March 10th, 2010 by Rainey

I have a lot of names at my church.  Pastor, Kristin, the “Left Reverend” (an attempt to make fun of the ‘right reverend’ title that is surprisingly apt when applied to me), “Little Momma” (I don’t know what that means except that I have a toddler?), Reverend Whitesides, and, my personal favorite, “Rev”–this one from a lot of the older men.  I LOVE THAT!

So I have a lot of names.  And I wear a lot of hats.  I am the associate pastor.  Which means I do a little of everything.  I am THE pastor if our senior pastor is away, which he will be for three months next year while on sabbatical, and I preach, teach, lead, organize, visit, counsel, etc. on a regular basis when he isn’t gone.  I am also the Youth Pastor.  Which means I organize our youth ministry leaders and volunteers, our teachers, and our youth council.  I teach on Wednesday nights for youth group.  I write curriculum.  I handle all the planning, calendaring, and communication for the youth ministry.  I have coffee and lunch and conversations on facebook and through textmessaging with teenagers almost daily.  And I basically go on every event/trip that the youth take, including week long trips in the summer.

The beauty of my job is that there is a lot of room for creativity.  Four years ago I created the first ever intergenerational mission trip our church had taken.  I researched, planned, recruited, scouted the site, led the training sessions, and led the trip.  From that first year our relationship with that town has blossomed.  We take regular trips there every summer and we are doing a reverse mission trip this year as well for the teenagers in that community.  Now I am hard at work thinking about and talking about young adult ministries that our church can work on.  So that is exciting and new.  I can also create curriculum and lead the youth ministry in the ways I feel led.  For instance, in the past few weeks we have gone to the Holocaust Museum and talked about the Christians’ appropriate stance and response to hatred and violence.

= Recorded data =
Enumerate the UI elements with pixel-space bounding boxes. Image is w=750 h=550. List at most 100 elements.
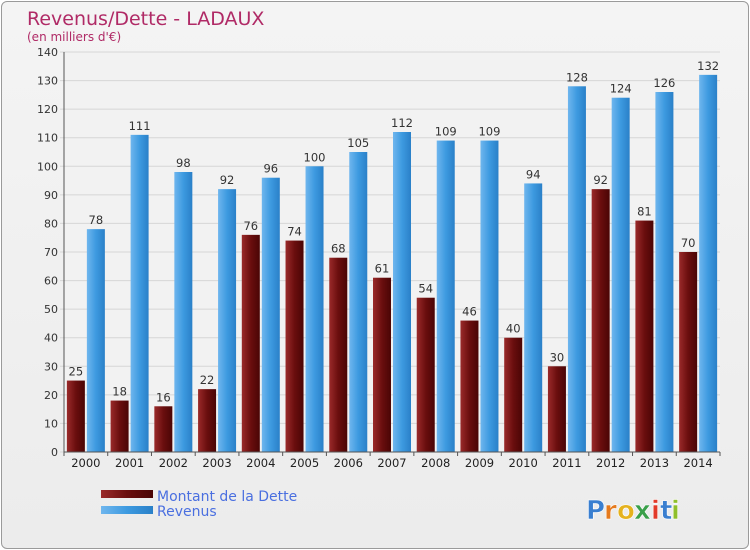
data-label-revenus: 132 [697, 59, 719, 73]
bar-revenus [699, 74, 718, 452]
data-label-debt: 74 [287, 225, 302, 239]
bar-revenus [349, 152, 368, 452]
y-tick-label: 130 [37, 75, 58, 88]
bar-debt [416, 297, 435, 452]
bar-revenus [174, 172, 193, 452]
x-tick-label: 2010 [509, 456, 538, 470]
data-label-revenus: 105 [347, 136, 369, 150]
bar-debt [241, 234, 260, 452]
data-label-revenus: 126 [653, 76, 675, 90]
x-tick-label: 2008 [421, 456, 450, 470]
bar-debt [154, 406, 173, 452]
logo-letter: P [586, 496, 605, 526]
logo-letter: i [671, 496, 680, 526]
data-label-revenus: 98 [176, 156, 191, 170]
legend-label-debt: Montant de la Dette [157, 489, 297, 505]
chart-subtitle: (en milliers d'€) [27, 30, 121, 44]
data-label-debt: 18 [112, 385, 127, 399]
bar-revenus [480, 140, 499, 453]
data-label-revenus: 96 [263, 162, 278, 176]
data-label-revenus: 112 [391, 116, 413, 130]
legend-swatch-debt [101, 490, 153, 498]
bar-debt [679, 252, 698, 452]
data-label-revenus: 128 [566, 70, 588, 84]
y-tick-label: 40 [44, 332, 58, 345]
y-tick-label: 60 [44, 275, 58, 288]
bar-debt [110, 400, 129, 452]
data-label-debt: 81 [637, 205, 652, 219]
x-axis: 2000 2001 2002 2003 2004 2005 2006 2007 2008 2009… [63, 451, 721, 470]
x-tick-label: 2002 [159, 456, 188, 470]
logo-letter: x [634, 496, 651, 526]
data-label-debt: 54 [418, 282, 433, 296]
legend-label-revenus: Revenus [157, 504, 217, 520]
bar-revenus [567, 86, 586, 453]
bar-revenus [524, 183, 543, 452]
y-tick-label: 30 [44, 360, 58, 373]
bar-revenus [130, 134, 149, 452]
bar-debt [460, 320, 479, 452]
x-tick-label: 2014 [683, 456, 712, 470]
data-label-revenus: 124 [610, 82, 632, 96]
logo-letter: r [604, 496, 617, 526]
bar-debt [504, 337, 523, 452]
data-label-debt: 76 [243, 219, 258, 233]
x-tick-label: 2011 [552, 456, 581, 470]
y-tick-label: 90 [44, 189, 58, 202]
x-tick-label: 2007 [377, 456, 406, 470]
data-label-debt: 22 [200, 373, 215, 387]
data-label-revenus: 111 [129, 119, 151, 133]
bar-revenus [261, 177, 280, 452]
y-tick-label: 10 [44, 417, 58, 430]
proxiti-logo: Pr o x i ti [586, 496, 681, 527]
data-label-debt: 68 [331, 242, 346, 256]
x-tick-label: 2013 [640, 456, 669, 470]
chart-title: Revenus/Dette - LADAUX [27, 8, 264, 30]
logo-letter: t [660, 496, 672, 526]
logo-letter: i [651, 496, 660, 526]
data-label-revenus: 94 [526, 167, 541, 181]
bar-debt [329, 257, 348, 452]
y-tick-label: 0 [51, 446, 58, 459]
x-tick-label: 2009 [465, 456, 494, 470]
data-label-revenus: 92 [220, 173, 235, 187]
x-tick-label: 2001 [115, 456, 144, 470]
y-tick-label: 110 [37, 132, 58, 145]
data-label-revenus: 78 [89, 213, 104, 227]
bar-debt [198, 389, 217, 452]
x-tick-label: 2006 [334, 456, 363, 470]
bar-revenus [611, 97, 630, 452]
legend: Montant de la Dette Revenus [101, 489, 297, 520]
data-label-revenus: 109 [478, 125, 500, 139]
y-tick-label: 140 [37, 46, 58, 59]
y-axis: 0 10 20 30 40 50 60 70 80 90 100 110 120 130 140 [37, 46, 65, 459]
logo-letter: o [617, 496, 635, 526]
y-tick-label: 70 [44, 246, 58, 259]
y-tick-label: 80 [44, 217, 58, 230]
data-label-debt: 16 [156, 390, 171, 404]
y-tick-label: 100 [37, 160, 58, 173]
data-label-debt: 70 [681, 236, 696, 250]
bar-debt [591, 189, 610, 452]
bar-revenus [86, 229, 105, 452]
x-tick-label: 2005 [290, 456, 319, 470]
data-label-debt: 61 [375, 262, 390, 276]
y-tick-label: 50 [44, 303, 58, 316]
x-tick-label: 2003 [202, 456, 231, 470]
bar-revenus [393, 132, 411, 452]
grid-lines [60, 51, 720, 453]
x-tick-label: 2004 [246, 456, 275, 470]
bar-revenus [655, 92, 674, 452]
legend-swatch-revenus [101, 506, 153, 514]
data-label-debt: 25 [69, 365, 84, 379]
bar-debt [373, 277, 391, 452]
bar-revenus [218, 189, 237, 452]
y-tick-label: 20 [44, 389, 58, 402]
bar-debt [285, 240, 304, 452]
bar-debt [635, 220, 654, 452]
bar-revenus [305, 166, 324, 453]
bar-debt [547, 366, 566, 452]
bar-debt [66, 380, 85, 452]
bar-revenus [436, 140, 455, 453]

= Stated goal 1 =
From the church-work post, reproduce the part that opens with the words containing "I have a lot of names at" and closes with "I LOVE THAT!".
= Stated goal 2 =
Answer these questions about the church-work post:
(a) How long will the senior pastor be away on sabbatical next year?
(b) How many years ago did the writer create the church's first intergenerational mission trip?
(c) Which of the writer's names is called a personal favorite?
= Stated goal 3 =
Carry the church-work post forward, starting right after its final sentence.

= Written answer 1 =
I have a lot of names at my church.  Pastor, Kristin, the “Left Reverend” (an attempt to make fun of the ‘right reverend’ title that is surprisingly apt when applied to me), “Little Momma” (I don’t know what that means except that I have a toddler?), Reverend Whitesides, and, my personal favorite, “Rev”–this one from a lot of the older men.  I LOVE THAT!

= Written answer 2 =
(a) Three months.
(b) Four years ago.
(c) "Rev".

= Written answer 3 =
I love my job.

I am also a wife and mom.  Kristin, Sweetie, Mommy, Mama.
At five everyday I pick my child up from daycare and go home to make dinner.  On Wednesday nights we go to church and he eats what I packed him in the high chair at the “youth table” before terrorizing the senior adults with the plastic animals that lie in a  bin in the corner of the fellowship hall.  For the first couple years of his life, my son accompanied me on youth trips and mission trips.  He came to a girl’s spa night and tried to swim in one of the foot spas. He is a church baby through and through.  Thoroughly spoiled and thoroughly loved.

My husband takes care of our son on weekends when I have funerals.  He gets him ready on Sunday mornings to head out the door.  He picks him up from Wednesday nights at church so that he can be in bed before I get home from the deacon’s meeting.  We make it work.

I think a lot about balance.  What it means for me-for my family-to do all of these things.  Sometimes I feel like I do none of them very well.  But when I think about giving up any one of my “names” or my “hats” I feel sick.  All of these puzzle pieces, as often as I struggle to fit them together, are part of who I am.

The word vocation, as many people know, comes from the Latin word vocare which means “to call.”  In my life I truly believe that I have been called to do all of this.  Whatever “this” may be on any given day.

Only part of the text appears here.